--- start ---

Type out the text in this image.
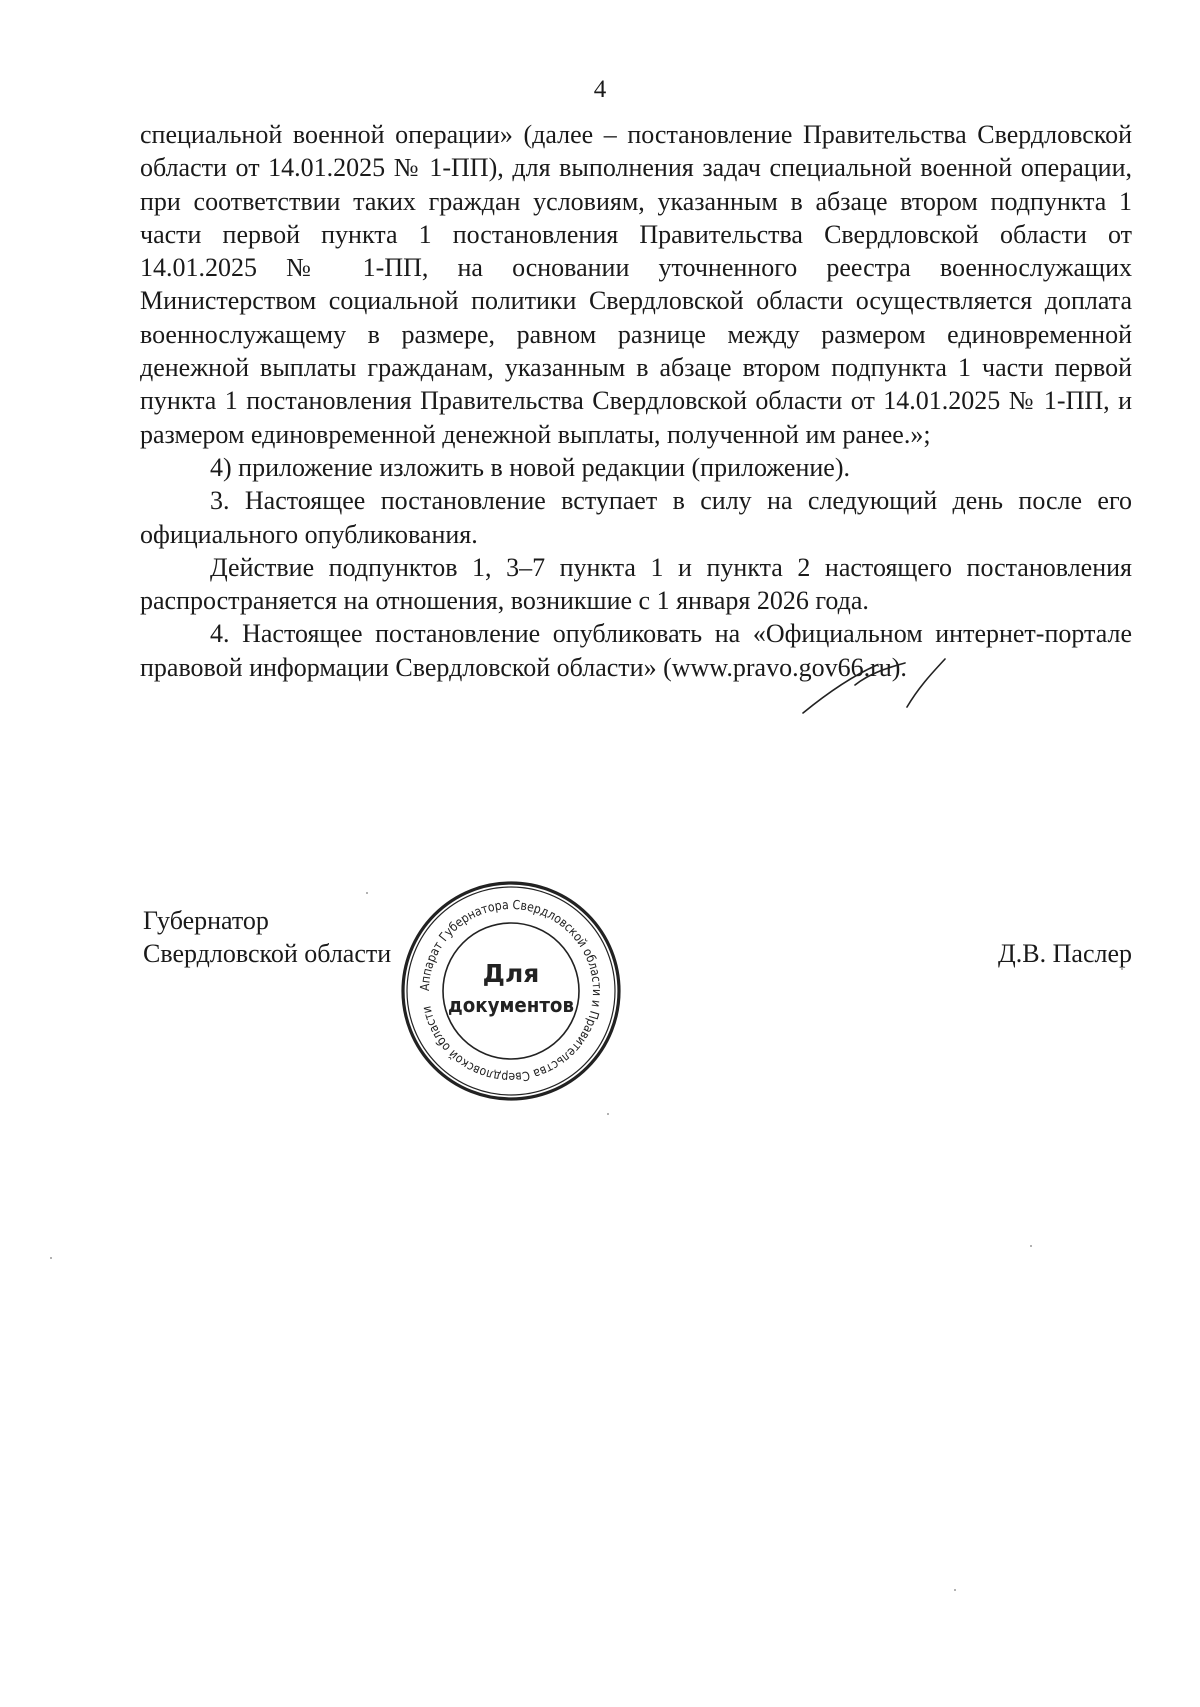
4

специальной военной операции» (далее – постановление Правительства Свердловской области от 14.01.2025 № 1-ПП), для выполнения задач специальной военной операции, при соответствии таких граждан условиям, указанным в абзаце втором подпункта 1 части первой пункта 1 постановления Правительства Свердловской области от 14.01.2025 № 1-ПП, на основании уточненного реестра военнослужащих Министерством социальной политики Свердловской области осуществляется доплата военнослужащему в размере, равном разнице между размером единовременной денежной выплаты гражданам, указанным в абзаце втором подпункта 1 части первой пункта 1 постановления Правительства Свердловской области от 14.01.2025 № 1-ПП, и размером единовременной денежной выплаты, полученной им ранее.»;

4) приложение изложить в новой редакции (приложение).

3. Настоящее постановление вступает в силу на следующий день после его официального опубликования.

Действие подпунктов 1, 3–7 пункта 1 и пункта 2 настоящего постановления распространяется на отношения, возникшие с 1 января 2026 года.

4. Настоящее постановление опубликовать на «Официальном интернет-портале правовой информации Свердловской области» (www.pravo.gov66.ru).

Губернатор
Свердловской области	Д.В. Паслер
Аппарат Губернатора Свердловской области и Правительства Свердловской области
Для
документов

--- end ---
--- start ---

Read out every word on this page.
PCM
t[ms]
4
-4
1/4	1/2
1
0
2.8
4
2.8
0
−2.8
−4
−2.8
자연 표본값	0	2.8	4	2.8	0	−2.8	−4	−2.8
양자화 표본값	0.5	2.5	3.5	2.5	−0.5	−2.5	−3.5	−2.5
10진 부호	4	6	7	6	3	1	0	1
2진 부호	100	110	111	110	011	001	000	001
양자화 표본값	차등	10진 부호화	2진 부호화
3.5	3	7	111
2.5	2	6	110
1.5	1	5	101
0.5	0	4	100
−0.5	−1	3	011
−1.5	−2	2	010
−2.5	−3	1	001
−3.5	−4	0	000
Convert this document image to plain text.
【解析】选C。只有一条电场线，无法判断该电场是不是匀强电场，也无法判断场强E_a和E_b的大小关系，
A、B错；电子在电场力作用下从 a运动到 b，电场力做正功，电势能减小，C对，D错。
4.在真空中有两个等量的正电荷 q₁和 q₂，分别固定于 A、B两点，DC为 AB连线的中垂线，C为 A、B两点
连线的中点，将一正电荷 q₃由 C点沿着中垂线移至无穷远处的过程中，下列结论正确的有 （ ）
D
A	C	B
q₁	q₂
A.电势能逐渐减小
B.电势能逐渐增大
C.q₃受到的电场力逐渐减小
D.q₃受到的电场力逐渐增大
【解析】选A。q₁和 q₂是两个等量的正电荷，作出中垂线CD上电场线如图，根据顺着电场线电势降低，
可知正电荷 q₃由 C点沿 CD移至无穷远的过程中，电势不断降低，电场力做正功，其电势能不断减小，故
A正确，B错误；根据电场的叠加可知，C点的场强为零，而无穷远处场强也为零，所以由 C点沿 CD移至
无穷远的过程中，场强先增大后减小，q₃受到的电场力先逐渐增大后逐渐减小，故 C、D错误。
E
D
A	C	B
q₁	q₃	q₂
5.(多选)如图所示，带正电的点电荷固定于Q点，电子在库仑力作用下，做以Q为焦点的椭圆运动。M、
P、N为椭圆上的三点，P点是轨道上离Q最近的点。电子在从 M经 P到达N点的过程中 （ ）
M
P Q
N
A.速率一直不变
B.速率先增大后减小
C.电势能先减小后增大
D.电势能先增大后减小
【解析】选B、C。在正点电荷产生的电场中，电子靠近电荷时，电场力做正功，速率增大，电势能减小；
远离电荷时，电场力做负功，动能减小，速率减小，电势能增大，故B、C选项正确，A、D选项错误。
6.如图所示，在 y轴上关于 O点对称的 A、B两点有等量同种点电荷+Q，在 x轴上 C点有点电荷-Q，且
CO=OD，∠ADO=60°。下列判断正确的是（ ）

--- end ---
--- start ---

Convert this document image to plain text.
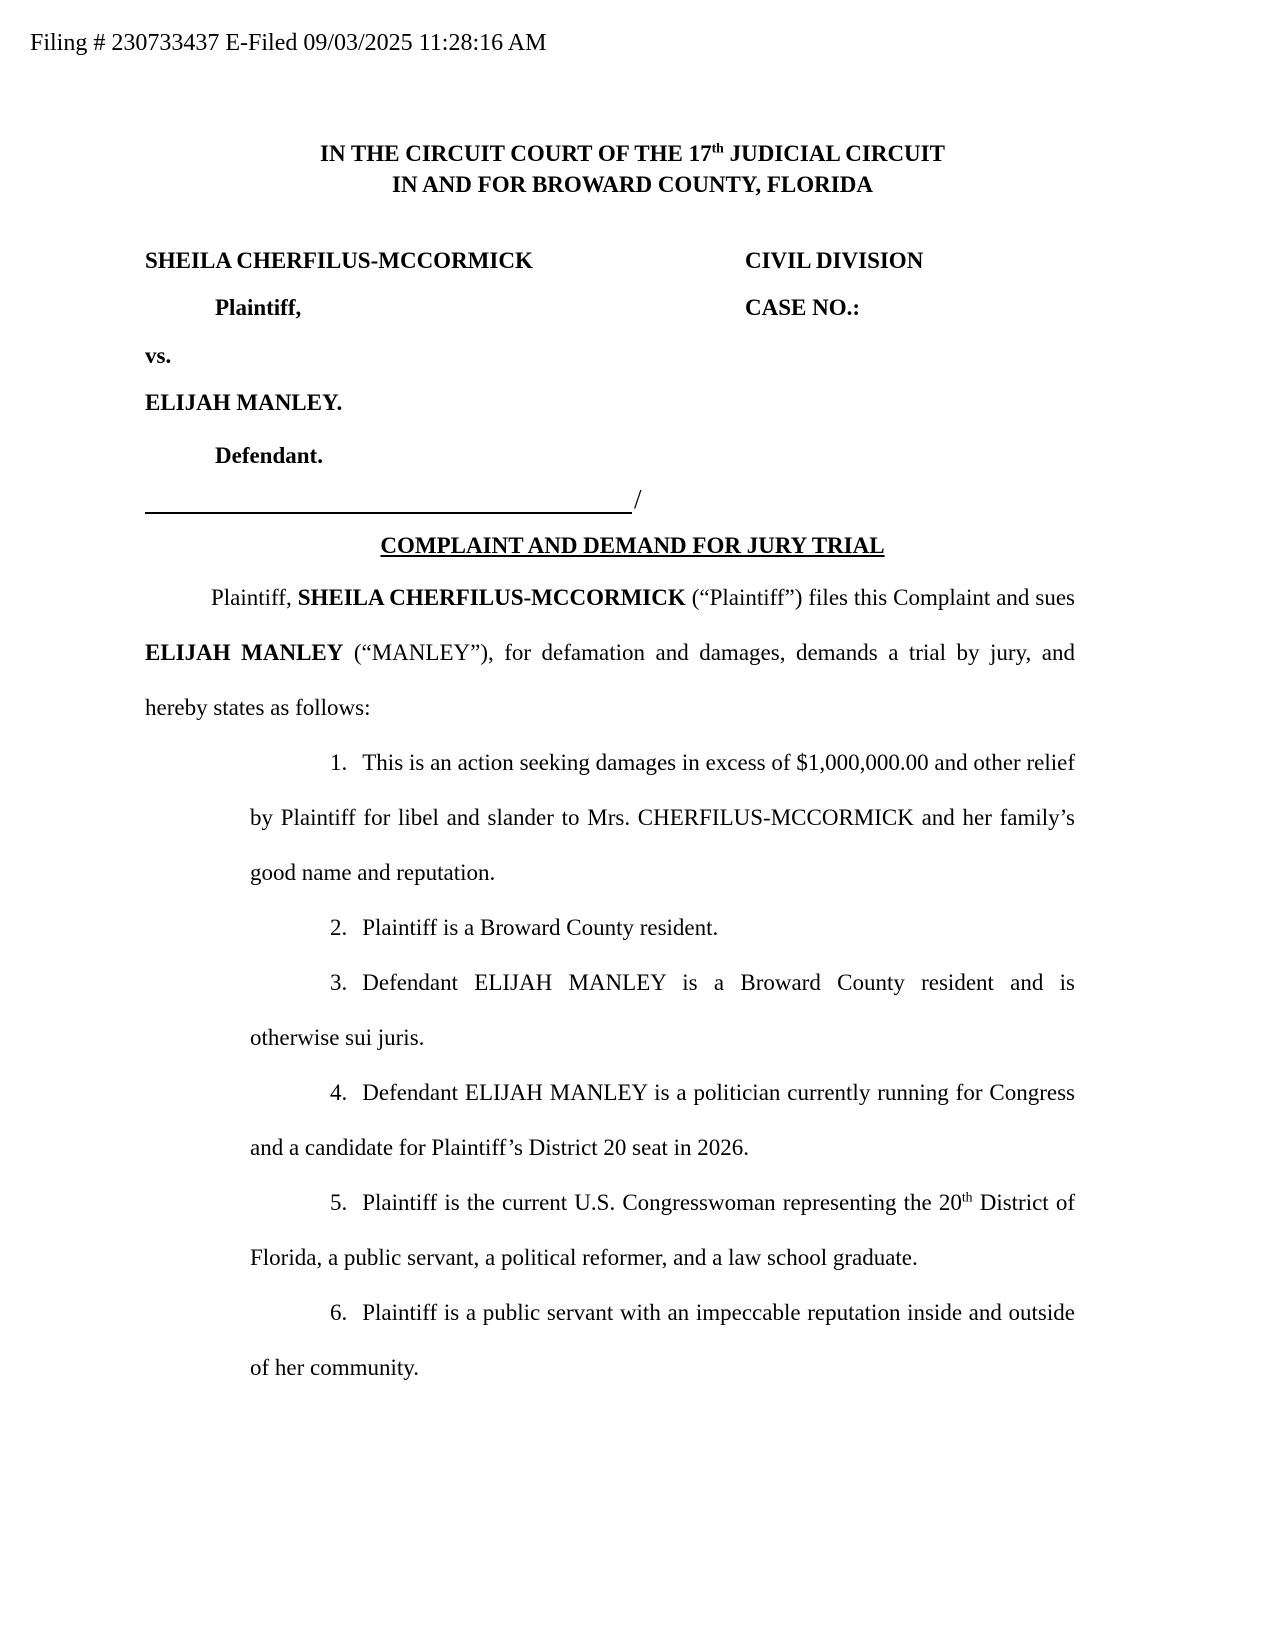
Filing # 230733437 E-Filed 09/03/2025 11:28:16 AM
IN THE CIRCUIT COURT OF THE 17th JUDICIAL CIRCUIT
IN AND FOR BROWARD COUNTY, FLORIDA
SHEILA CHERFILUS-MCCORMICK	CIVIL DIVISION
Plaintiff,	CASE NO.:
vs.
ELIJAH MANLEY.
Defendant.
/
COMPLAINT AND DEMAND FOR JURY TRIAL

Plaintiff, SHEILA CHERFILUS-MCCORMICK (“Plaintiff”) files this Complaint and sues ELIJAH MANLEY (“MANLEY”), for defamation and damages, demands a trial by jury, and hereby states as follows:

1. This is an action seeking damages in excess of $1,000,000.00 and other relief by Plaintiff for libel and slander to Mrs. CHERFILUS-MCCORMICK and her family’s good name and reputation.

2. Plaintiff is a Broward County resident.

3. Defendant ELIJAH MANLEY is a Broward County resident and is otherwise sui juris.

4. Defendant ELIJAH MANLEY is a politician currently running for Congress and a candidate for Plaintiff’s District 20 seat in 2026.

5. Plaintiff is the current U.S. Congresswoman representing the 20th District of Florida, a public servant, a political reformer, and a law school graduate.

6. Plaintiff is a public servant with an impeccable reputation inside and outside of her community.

--- end ---

Using the material above, work out how many lines contain the string "Plaintiff". Give that number alone.

• Response: 7